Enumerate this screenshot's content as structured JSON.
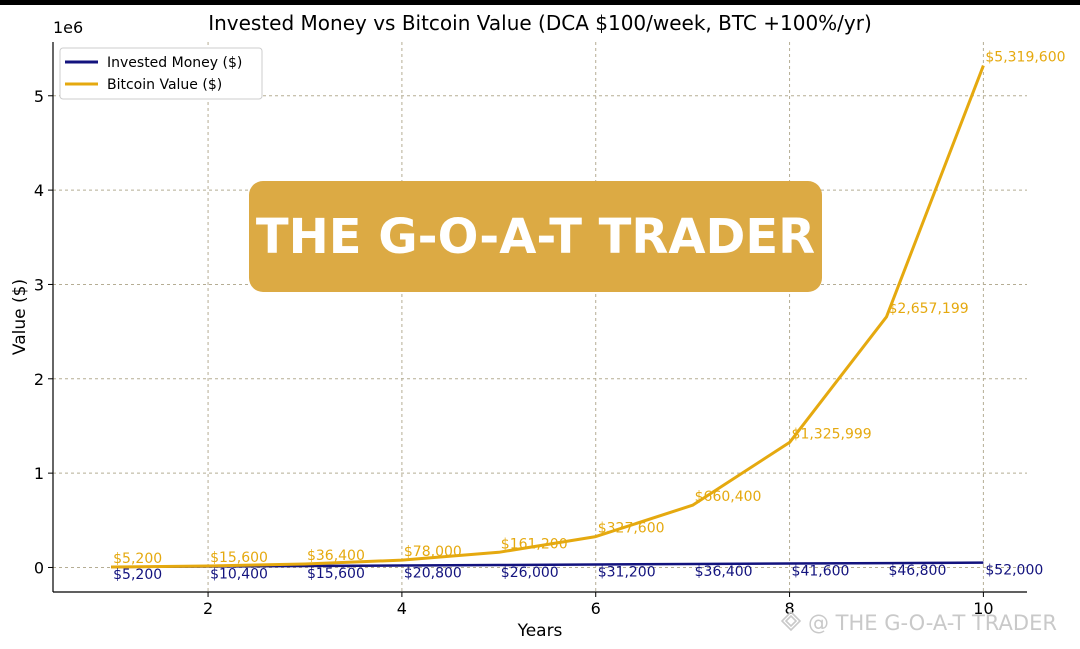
{
  "chart_data": {
    "type": "line",
    "title": "Invested Money vs Bitcoin Value (DCA $100/week, BTC +100%/yr)",
    "xlabel": "Years",
    "ylabel": "Value ($)",
    "y_offset_label": "1e6",
    "x": [
      1,
      2,
      3,
      4,
      5,
      6,
      7,
      8,
      9,
      10
    ],
    "xlim": [
      0.4,
      10.45
    ],
    "ylim": [
      -260000,
      5570000
    ],
    "x_ticks": [
      2,
      4,
      6,
      8,
      10
    ],
    "x_tick_labels": [
      "2",
      "4",
      "6",
      "8",
      "10"
    ],
    "y_ticks": [
      0,
      1000000,
      2000000,
      3000000,
      4000000,
      5000000
    ],
    "y_tick_labels": [
      "0",
      "1",
      "2",
      "3",
      "4",
      "5"
    ],
    "grid": true,
    "legend_position": "top-left",
    "series": [
      {
        "name": "Invested Money ($)",
        "color": "#13137e",
        "values": [
          5200,
          10400,
          15600,
          20800,
          26000,
          31200,
          36400,
          41600,
          46800,
          52000
        ],
        "labels": [
          "$5,200",
          "$10,400",
          "$15,600",
          "$20,800",
          "$26,000",
          "$31,200",
          "$36,400",
          "$41,600",
          "$46,800",
          "$52,000"
        ]
      },
      {
        "name": "Bitcoin Value ($)",
        "color": "#e5a90f",
        "values": [
          5200,
          15600,
          36400,
          78000,
          161200,
          327600,
          660400,
          1325999,
          2657199,
          5319600
        ],
        "labels": [
          "$5,200",
          "$15,600",
          "$36,400",
          "$78,000",
          "$161,200",
          "$327,600",
          "$660,400",
          "$1,325,999",
          "$2,657,199",
          "$5,319,600"
        ]
      }
    ]
  },
  "watermark": {
    "banner_text": "THE G-O-A-T TRADER",
    "corner_text": "@ THE G-O-A-T TRADER",
    "banner_color": "#dcaa44"
  }
}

════════════════

* Work to be completed *
Transcribe all the data word for word; the images stay out.

* Response below *
Enumerate this screenshot's content as structured JSON.
{
  "chart_data": {
    "type": "line",
    "title": "Invested Money vs Bitcoin Value (DCA $100/week, BTC +100%/yr)",
    "xlabel": "Years",
    "ylabel": "Value ($)",
    "y_offset_label": "1e6",
    "x": [
      1,
      2,
      3,
      4,
      5,
      6,
      7,
      8,
      9,
      10
    ],
    "xlim": [
      0.4,
      10.45
    ],
    "ylim": [
      -260000,
      5570000
    ],
    "x_ticks": [
      2,
      4,
      6,
      8,
      10
    ],
    "x_tick_labels": [
      "2",
      "4",
      "6",
      "8",
      "10"
    ],
    "y_ticks": [
      0,
      1000000,
      2000000,
      3000000,
      4000000,
      5000000
    ],
    "y_tick_labels": [
      "0",
      "1",
      "2",
      "3",
      "4",
      "5"
    ],
    "grid": true,
    "legend_position": "top-left",
    "series": [
      {
        "name": "Invested Money ($)",
        "color": "#13137e",
        "values": [
          5200,
          10400,
          15600,
          20800,
          26000,
          31200,
          36400,
          41600,
          46800,
          52000
        ],
        "labels": [
          "$5,200",
          "$10,400",
          "$15,600",
          "$20,800",
          "$26,000",
          "$31,200",
          "$36,400",
          "$41,600",
          "$46,800",
          "$52,000"
        ]
      },
      {
        "name": "Bitcoin Value ($)",
        "color": "#e5a90f",
        "values": [
          5200,
          15600,
          36400,
          78000,
          161200,
          327600,
          660400,
          1325999,
          2657199,
          5319600
        ],
        "labels": [
          "$5,200",
          "$15,600",
          "$36,400",
          "$78,000",
          "$161,200",
          "$327,600",
          "$660,400",
          "$1,325,999",
          "$2,657,199",
          "$5,319,600"
        ]
      }
    ]
  },
  "watermark": {
    "banner_text": "THE G-O-A-T TRADER",
    "corner_text": "@ THE G-O-A-T TRADER",
    "banner_color": "#dcaa44"
  }
}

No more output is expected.